* **DATASET ROWS**:

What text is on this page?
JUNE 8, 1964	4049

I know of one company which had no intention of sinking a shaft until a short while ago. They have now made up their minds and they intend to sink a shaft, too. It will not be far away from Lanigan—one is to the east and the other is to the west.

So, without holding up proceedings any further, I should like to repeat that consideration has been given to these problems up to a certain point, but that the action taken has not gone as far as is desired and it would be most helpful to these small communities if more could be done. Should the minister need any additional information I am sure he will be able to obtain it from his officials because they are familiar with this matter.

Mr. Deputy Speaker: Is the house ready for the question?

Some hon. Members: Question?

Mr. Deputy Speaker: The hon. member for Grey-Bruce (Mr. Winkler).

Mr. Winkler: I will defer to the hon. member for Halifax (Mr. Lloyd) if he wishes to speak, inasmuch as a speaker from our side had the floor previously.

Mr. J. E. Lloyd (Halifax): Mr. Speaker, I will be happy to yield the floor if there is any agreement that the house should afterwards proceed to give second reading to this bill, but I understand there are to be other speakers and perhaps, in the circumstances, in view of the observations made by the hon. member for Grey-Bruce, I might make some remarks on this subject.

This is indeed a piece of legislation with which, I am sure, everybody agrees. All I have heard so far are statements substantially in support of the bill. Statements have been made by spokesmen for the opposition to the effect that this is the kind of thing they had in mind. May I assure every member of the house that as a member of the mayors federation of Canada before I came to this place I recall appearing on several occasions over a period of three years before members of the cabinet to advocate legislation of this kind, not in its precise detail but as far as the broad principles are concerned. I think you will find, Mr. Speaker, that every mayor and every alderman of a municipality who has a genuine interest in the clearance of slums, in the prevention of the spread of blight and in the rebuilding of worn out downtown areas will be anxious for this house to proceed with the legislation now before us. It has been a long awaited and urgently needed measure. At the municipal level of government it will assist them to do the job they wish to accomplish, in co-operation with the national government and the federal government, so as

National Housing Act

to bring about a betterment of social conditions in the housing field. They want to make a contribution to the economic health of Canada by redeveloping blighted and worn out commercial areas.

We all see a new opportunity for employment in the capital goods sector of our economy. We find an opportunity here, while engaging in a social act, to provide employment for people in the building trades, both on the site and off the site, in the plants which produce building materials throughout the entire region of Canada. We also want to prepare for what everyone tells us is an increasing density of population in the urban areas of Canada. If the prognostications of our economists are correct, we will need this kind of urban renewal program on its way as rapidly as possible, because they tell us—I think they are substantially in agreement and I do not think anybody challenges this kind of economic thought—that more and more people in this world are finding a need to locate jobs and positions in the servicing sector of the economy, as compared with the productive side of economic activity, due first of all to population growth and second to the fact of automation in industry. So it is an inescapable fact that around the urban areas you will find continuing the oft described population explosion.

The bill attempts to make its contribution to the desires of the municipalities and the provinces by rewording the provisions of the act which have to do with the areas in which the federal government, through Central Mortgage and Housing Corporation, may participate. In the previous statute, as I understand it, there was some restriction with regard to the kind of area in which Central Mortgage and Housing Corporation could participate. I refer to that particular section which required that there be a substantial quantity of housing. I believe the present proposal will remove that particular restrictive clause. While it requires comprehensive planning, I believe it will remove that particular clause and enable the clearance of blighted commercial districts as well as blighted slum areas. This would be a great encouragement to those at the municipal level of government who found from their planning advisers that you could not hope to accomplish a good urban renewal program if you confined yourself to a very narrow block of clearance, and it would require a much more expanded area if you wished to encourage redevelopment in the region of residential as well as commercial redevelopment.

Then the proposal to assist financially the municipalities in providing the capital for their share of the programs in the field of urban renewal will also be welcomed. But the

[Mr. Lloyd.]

* **GOAL**: Return all of the data word for word.

* **TASK ANSWER**:
What text is on this page?
JUNE 8, 1964	4049

I know of one company which had no intention of sinking a shaft until a short while ago. They have now made up their minds and they intend to sink a shaft, too. It will not be far away from Lanigan—one is to the east and the other is to the west.

So, without holding up proceedings any further, I should like to repeat that consideration has been given to these problems up to a certain point, but that the action taken has not gone as far as is desired and it would be most helpful to these small communities if more could be done. Should the minister need any additional information I am sure he will be able to obtain it from his officials because they are familiar with this matter.

Mr. Deputy Speaker: Is the house ready for the question?

Some hon. Members: Question?

Mr. Deputy Speaker: The hon. member for Grey-Bruce (Mr. Winkler).

Mr. Winkler: I will defer to the hon. member for Halifax (Mr. Lloyd) if he wishes to speak, inasmuch as a speaker from our side had the floor previously.

Mr. J. E. Lloyd (Halifax): Mr. Speaker, I will be happy to yield the floor if there is any agreement that the house should afterwards proceed to give second reading to this bill, but I understand there are to be other speakers and perhaps, in the circumstances, in view of the observations made by the hon. member for Grey-Bruce, I might make some remarks on this subject.

This is indeed a piece of legislation with which, I am sure, everybody agrees. All I have heard so far are statements substantially in support of the bill. Statements have been made by spokesmen for the opposition to the effect that this is the kind of thing they had in mind. May I assure every member of the house that as a member of the mayors federation of Canada before I came to this place I recall appearing on several occasions over a period of three years before members of the cabinet to advocate legislation of this kind, not in its precise detail but as far as the broad principles are concerned. I think you will find, Mr. Speaker, that every mayor and every alderman of a municipality who has a genuine interest in the clearance of slums, in the prevention of the spread of blight and in the rebuilding of worn out downtown areas will be anxious for this house to proceed with the legislation now before us. It has been a long awaited and urgently needed measure. At the municipal level of government it will assist them to do the job they wish to accomplish, in co-operation with the national government and the federal government, so as

National Housing Act

to bring about a betterment of social conditions in the housing field. They want to make a contribution to the economic health of Canada by redeveloping blighted and worn out commercial areas.

We all see a new opportunity for employment in the capital goods sector of our economy. We find an opportunity here, while engaging in a social act, to provide employment for people in the building trades, both on the site and off the site, in the plants which produce building materials throughout the entire region of Canada. We also want to prepare for what everyone tells us is an increasing density of population in the urban areas of Canada. If the prognostications of our economists are correct, we will need this kind of urban renewal program on its way as rapidly as possible, because they tell us—I think they are substantially in agreement and I do not think anybody challenges this kind of economic thought—that more and more people in this world are finding a need to locate jobs and positions in the servicing sector of the economy, as compared with the productive side of economic activity, due first of all to population growth and second to the fact of automation in industry. So it is an inescapable fact that around the urban areas you will find continuing the oft described population explosion.

The bill attempts to make its contribution to the desires of the municipalities and the provinces by rewording the provisions of the act which have to do with the areas in which the federal government, through Central Mortgage and Housing Corporation, may participate. In the previous statute, as I understand it, there was some restriction with regard to the kind of area in which Central Mortgage and Housing Corporation could participate. I refer to that particular section which required that there be a substantial quantity of housing. I believe the present proposal will remove that particular restrictive clause. While it requires comprehensive planning, I believe it will remove that particular clause and enable the clearance of blighted commercial districts as well as blighted slum areas. This would be a great encouragement to those at the municipal level of government who found from their planning advisers that you could not hope to accomplish a good urban renewal program if you confined yourself to a very narrow block of clearance, and it would require a much more expanded area if you wished to encourage redevelopment in the region of residential as well as commercial redevelopment.

Then the proposal to assist financially the municipalities in providing the capital for their share of the programs in the field of urban renewal will also be welcomed. But the

[Mr. Lloyd.]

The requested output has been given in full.